● Instruction
Copy out the entries in full and with complete accuracy; pictures are excluded.

● Records for the exercise

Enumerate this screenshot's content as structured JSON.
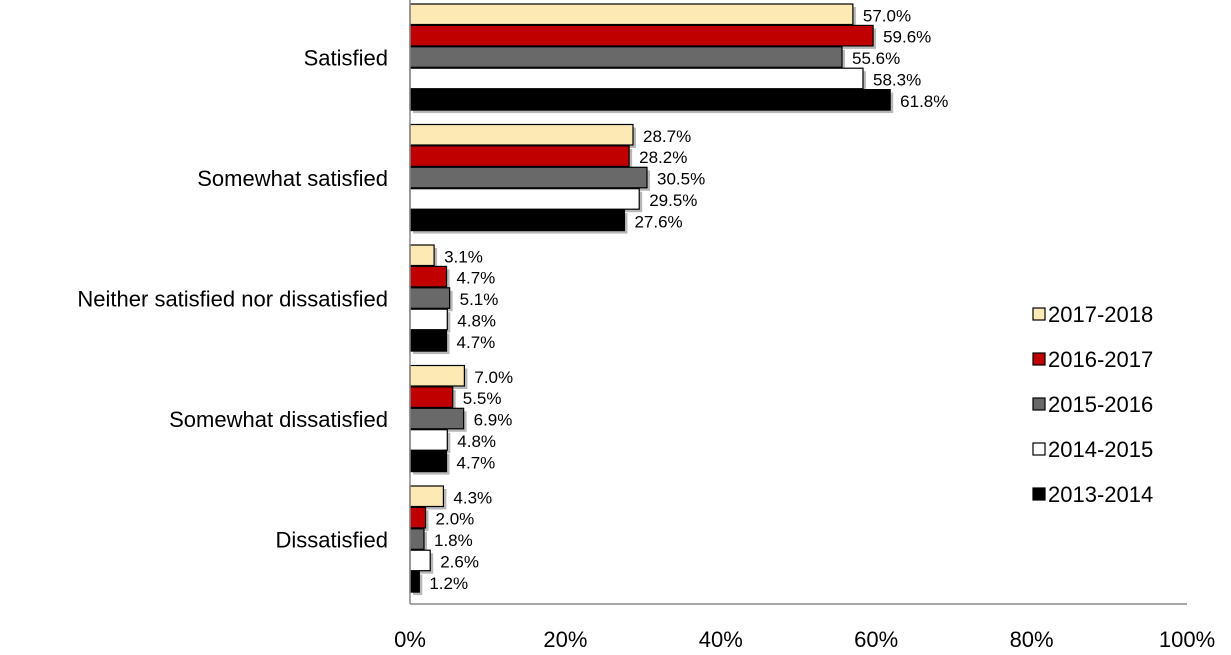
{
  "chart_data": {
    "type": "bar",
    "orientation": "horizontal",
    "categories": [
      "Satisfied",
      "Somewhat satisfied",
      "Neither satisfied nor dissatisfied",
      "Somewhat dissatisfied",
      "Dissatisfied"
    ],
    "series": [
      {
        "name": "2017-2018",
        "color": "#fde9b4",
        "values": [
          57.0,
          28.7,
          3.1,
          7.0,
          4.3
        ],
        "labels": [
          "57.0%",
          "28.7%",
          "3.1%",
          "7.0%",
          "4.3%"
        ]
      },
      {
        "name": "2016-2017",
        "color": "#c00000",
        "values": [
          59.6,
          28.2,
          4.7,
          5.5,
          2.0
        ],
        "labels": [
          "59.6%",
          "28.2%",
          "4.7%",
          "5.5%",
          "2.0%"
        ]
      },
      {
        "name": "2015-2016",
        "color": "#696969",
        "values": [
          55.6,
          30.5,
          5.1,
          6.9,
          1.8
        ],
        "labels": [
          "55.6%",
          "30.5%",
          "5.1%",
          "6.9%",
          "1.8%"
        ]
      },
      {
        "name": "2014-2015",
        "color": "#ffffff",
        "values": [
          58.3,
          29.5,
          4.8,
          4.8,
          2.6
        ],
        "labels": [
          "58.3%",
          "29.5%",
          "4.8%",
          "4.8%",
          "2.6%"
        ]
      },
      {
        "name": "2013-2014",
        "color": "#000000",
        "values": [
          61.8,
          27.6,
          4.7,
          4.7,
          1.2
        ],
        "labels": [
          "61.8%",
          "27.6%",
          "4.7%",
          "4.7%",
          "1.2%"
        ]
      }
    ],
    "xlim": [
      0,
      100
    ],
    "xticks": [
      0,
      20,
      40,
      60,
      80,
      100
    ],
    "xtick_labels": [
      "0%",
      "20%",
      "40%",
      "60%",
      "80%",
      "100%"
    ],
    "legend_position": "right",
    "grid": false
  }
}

● Response to the exercise
Enumerate this screenshot's content as structured JSON.
{
  "chart_data": {
    "type": "bar",
    "orientation": "horizontal",
    "categories": [
      "Satisfied",
      "Somewhat satisfied",
      "Neither satisfied nor dissatisfied",
      "Somewhat dissatisfied",
      "Dissatisfied"
    ],
    "series": [
      {
        "name": "2017-2018",
        "color": "#fde9b4",
        "values": [
          57.0,
          28.7,
          3.1,
          7.0,
          4.3
        ],
        "labels": [
          "57.0%",
          "28.7%",
          "3.1%",
          "7.0%",
          "4.3%"
        ]
      },
      {
        "name": "2016-2017",
        "color": "#c00000",
        "values": [
          59.6,
          28.2,
          4.7,
          5.5,
          2.0
        ],
        "labels": [
          "59.6%",
          "28.2%",
          "4.7%",
          "5.5%",
          "2.0%"
        ]
      },
      {
        "name": "2015-2016",
        "color": "#696969",
        "values": [
          55.6,
          30.5,
          5.1,
          6.9,
          1.8
        ],
        "labels": [
          "55.6%",
          "30.5%",
          "5.1%",
          "6.9%",
          "1.8%"
        ]
      },
      {
        "name": "2014-2015",
        "color": "#ffffff",
        "values": [
          58.3,
          29.5,
          4.8,
          4.8,
          2.6
        ],
        "labels": [
          "58.3%",
          "29.5%",
          "4.8%",
          "4.8%",
          "2.6%"
        ]
      },
      {
        "name": "2013-2014",
        "color": "#000000",
        "values": [
          61.8,
          27.6,
          4.7,
          4.7,
          1.2
        ],
        "labels": [
          "61.8%",
          "27.6%",
          "4.7%",
          "4.7%",
          "1.2%"
        ]
      }
    ],
    "xlim": [
      0,
      100
    ],
    "xticks": [
      0,
      20,
      40,
      60,
      80,
      100
    ],
    "xtick_labels": [
      "0%",
      "20%",
      "40%",
      "60%",
      "80%",
      "100%"
    ],
    "legend_position": "right",
    "grid": false
  }
}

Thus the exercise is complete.